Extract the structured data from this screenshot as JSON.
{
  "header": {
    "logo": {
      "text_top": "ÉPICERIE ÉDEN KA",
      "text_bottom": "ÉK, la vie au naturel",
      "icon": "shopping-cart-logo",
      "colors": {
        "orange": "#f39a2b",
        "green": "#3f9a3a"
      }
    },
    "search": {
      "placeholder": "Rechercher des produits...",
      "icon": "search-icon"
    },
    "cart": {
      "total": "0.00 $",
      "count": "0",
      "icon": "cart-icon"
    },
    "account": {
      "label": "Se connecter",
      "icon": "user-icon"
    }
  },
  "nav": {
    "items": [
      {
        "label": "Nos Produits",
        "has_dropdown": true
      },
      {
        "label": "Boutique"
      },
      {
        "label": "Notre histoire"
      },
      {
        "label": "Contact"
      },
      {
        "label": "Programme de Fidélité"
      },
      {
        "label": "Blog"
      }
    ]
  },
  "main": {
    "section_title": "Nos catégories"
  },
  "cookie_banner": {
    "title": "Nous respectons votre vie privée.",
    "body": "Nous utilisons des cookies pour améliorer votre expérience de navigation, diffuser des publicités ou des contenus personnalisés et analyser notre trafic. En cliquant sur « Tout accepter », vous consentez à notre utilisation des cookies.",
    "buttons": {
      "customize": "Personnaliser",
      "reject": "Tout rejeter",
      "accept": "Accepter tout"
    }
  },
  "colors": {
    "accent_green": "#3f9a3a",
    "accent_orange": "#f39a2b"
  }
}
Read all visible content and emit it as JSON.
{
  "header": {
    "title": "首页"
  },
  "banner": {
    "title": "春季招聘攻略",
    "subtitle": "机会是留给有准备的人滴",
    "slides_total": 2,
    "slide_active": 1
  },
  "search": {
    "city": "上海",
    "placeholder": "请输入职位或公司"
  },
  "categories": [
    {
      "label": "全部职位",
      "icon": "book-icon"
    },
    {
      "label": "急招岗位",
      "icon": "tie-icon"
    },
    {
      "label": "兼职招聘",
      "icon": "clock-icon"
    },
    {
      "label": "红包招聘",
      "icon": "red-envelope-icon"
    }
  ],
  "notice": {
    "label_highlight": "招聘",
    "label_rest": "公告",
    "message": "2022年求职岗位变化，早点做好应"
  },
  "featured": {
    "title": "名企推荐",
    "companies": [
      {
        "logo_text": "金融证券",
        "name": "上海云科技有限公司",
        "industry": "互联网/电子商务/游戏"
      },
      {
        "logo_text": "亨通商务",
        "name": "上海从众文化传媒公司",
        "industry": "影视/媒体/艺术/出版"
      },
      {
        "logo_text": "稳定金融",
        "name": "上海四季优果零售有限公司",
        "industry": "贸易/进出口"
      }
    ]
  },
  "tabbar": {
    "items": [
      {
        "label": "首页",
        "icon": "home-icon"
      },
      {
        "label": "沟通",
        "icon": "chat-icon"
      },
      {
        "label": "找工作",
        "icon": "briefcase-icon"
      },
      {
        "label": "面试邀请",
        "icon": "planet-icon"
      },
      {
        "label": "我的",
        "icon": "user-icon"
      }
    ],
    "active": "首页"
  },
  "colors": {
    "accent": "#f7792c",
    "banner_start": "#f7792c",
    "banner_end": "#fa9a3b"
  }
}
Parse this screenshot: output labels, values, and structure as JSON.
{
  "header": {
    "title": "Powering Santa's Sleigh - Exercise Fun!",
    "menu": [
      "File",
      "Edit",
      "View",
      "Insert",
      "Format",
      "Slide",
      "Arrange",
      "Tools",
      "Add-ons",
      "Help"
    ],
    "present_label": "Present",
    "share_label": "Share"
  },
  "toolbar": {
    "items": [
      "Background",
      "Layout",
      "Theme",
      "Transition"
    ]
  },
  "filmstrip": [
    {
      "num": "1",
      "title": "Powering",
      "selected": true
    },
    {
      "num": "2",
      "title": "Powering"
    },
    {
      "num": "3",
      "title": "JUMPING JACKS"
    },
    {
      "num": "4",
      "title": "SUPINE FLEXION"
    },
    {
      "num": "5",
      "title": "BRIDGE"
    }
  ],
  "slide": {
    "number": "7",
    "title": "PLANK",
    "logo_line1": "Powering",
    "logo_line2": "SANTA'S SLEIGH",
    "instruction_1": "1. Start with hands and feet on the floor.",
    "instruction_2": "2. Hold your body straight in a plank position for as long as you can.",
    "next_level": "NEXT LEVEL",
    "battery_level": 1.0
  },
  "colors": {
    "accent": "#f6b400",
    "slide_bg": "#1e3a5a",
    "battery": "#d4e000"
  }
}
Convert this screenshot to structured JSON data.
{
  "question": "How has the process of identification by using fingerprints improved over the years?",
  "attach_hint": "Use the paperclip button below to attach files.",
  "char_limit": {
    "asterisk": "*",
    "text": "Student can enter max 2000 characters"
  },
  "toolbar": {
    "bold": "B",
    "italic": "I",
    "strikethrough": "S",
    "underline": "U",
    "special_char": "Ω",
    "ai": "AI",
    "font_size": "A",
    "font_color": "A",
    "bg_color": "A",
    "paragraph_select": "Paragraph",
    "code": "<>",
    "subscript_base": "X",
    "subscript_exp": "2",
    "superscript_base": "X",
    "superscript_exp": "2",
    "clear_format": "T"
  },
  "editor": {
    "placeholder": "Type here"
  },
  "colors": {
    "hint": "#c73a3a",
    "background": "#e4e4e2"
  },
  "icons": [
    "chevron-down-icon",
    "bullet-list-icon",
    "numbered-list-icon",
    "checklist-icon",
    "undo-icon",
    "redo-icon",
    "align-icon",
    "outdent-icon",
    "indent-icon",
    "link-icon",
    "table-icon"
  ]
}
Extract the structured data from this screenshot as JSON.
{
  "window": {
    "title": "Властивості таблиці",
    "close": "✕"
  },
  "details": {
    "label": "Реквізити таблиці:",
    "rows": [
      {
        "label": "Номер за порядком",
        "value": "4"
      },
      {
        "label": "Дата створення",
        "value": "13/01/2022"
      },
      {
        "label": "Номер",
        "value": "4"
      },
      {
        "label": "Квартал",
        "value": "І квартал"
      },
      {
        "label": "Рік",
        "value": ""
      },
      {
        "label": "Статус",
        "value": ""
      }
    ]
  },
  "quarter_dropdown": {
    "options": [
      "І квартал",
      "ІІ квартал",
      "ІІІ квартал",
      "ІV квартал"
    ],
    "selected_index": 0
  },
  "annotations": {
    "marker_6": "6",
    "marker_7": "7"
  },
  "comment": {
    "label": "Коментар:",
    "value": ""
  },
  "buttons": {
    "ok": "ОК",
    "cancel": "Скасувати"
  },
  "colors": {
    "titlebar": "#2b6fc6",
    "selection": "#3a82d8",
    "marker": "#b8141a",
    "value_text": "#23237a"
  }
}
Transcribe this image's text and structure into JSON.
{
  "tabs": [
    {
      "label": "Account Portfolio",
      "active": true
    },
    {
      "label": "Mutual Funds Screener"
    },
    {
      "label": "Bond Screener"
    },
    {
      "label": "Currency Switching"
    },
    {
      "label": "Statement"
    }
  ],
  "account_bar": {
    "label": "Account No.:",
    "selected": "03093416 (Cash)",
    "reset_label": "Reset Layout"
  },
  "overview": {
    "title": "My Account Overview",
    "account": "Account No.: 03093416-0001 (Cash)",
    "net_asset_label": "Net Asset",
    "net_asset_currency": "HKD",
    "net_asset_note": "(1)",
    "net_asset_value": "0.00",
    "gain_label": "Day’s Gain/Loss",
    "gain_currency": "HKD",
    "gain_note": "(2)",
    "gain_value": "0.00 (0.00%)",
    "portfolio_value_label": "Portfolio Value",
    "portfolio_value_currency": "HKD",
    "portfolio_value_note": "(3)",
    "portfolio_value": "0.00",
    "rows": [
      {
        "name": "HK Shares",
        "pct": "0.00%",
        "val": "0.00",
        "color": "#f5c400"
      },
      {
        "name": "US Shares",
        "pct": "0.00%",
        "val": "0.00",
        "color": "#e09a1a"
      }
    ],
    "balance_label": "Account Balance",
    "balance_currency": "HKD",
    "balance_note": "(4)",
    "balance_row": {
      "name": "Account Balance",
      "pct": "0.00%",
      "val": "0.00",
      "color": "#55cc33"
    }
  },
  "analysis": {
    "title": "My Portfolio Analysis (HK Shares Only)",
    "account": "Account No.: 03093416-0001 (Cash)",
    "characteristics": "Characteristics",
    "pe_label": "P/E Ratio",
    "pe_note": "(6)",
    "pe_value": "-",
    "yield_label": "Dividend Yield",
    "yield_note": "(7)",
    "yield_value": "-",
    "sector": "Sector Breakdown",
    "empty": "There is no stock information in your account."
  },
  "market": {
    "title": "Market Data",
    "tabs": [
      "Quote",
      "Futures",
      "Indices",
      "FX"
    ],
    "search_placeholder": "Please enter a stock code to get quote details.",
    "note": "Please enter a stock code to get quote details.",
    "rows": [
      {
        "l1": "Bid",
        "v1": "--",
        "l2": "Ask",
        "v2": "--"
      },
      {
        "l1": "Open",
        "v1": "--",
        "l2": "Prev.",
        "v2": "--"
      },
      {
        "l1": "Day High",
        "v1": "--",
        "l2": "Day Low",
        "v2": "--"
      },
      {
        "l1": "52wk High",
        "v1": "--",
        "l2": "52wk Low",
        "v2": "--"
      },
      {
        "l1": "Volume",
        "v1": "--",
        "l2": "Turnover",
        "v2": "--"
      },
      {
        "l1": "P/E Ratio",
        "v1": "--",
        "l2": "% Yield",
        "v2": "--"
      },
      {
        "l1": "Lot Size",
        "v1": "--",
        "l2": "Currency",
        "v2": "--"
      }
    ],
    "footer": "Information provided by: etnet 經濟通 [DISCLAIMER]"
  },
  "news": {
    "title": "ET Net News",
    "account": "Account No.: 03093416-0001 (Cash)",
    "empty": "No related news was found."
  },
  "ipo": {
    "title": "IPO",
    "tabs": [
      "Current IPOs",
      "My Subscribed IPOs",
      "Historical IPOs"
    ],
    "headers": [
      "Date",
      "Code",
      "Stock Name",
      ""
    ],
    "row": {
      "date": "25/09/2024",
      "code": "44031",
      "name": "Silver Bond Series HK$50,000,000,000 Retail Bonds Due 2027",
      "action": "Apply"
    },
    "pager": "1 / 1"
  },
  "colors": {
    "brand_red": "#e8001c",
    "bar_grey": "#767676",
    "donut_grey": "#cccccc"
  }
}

------------------------------------

§ EXERCISE DETAILS
Which lines above contain "your"? Show each of them.

§ SOLUTION FOR THIS PROBLEM
    "instruction_2": "2. Hold your body straight in a plank position for as long as you can.",
    "empty": "There is no stock information in your account."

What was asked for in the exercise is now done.